Data supplied:
===

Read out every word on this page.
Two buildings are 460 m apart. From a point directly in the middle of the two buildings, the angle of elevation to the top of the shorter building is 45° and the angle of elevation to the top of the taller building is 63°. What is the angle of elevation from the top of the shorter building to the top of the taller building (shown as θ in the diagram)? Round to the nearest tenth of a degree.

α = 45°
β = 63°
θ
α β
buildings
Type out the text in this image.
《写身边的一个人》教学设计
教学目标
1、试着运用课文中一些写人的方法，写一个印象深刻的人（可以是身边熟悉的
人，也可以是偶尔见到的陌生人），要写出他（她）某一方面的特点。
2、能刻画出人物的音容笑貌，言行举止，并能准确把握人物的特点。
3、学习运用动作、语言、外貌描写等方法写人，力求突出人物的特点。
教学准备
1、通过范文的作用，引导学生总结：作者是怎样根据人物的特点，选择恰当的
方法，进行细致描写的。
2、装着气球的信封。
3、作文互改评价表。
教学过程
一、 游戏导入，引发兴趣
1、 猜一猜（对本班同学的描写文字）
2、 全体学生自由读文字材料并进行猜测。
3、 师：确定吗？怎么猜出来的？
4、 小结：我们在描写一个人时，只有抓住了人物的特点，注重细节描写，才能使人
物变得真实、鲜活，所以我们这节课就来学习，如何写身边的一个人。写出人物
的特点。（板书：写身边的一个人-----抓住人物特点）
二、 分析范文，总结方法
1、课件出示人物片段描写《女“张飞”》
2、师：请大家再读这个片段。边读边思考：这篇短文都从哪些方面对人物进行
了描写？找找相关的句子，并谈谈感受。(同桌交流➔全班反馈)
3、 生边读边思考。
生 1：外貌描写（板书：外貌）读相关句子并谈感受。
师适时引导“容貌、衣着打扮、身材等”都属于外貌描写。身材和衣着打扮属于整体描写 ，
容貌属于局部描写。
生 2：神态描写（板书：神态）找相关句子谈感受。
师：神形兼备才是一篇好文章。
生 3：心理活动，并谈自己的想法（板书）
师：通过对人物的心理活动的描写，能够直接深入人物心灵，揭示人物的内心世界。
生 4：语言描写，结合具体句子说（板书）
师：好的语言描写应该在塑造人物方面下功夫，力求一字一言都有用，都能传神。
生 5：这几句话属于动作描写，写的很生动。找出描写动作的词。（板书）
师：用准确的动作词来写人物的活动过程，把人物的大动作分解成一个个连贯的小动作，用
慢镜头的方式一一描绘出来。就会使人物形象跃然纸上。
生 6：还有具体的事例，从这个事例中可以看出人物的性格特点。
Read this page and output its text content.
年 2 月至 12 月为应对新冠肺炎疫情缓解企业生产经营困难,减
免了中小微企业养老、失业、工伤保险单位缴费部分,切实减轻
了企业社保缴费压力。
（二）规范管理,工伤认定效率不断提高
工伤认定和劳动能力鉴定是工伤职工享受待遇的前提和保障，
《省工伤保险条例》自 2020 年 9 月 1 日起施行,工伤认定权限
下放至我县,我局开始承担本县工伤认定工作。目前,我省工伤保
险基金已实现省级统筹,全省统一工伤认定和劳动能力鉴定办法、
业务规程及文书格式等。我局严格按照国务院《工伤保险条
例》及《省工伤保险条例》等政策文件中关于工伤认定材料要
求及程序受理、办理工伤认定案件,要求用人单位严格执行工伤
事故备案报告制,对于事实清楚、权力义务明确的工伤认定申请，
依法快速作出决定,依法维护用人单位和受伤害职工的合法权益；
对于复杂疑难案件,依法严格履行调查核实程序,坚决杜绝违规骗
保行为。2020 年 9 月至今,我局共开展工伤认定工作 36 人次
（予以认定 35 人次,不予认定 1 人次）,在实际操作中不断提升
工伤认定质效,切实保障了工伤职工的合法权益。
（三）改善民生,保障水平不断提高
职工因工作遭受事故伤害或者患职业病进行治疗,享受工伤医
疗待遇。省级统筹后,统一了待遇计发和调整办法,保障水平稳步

===

Set task: Take the lines above from the one holding "Read this page and output its text content." to the last and output them exactly.

The response:
Read this page and output its text content.
年 2 月至 12 月为应对新冠肺炎疫情缓解企业生产经营困难,减
免了中小微企业养老、失业、工伤保险单位缴费部分,切实减轻
了企业社保缴费压力。
（二）规范管理,工伤认定效率不断提高
工伤认定和劳动能力鉴定是工伤职工享受待遇的前提和保障，
《省工伤保险条例》自 2020 年 9 月 1 日起施行,工伤认定权限
下放至我县,我局开始承担本县工伤认定工作。目前,我省工伤保
险基金已实现省级统筹,全省统一工伤认定和劳动能力鉴定办法、
业务规程及文书格式等。我局严格按照国务院《工伤保险条
例》及《省工伤保险条例》等政策文件中关于工伤认定材料要
求及程序受理、办理工伤认定案件,要求用人单位严格执行工伤
事故备案报告制,对于事实清楚、权力义务明确的工伤认定申请，
依法快速作出决定,依法维护用人单位和受伤害职工的合法权益；
对于复杂疑难案件,依法严格履行调查核实程序,坚决杜绝违规骗
保行为。2020 年 9 月至今,我局共开展工伤认定工作 36 人次
（予以认定 35 人次,不予认定 1 人次）,在实际操作中不断提升
工伤认定质效,切实保障了工伤职工的合法权益。
（三）改善民生,保障水平不断提高
职工因工作遭受事故伤害或者患职业病进行治疗,享受工伤医
疗待遇。省级统筹后,统一了待遇计发和调整办法,保障水平稳步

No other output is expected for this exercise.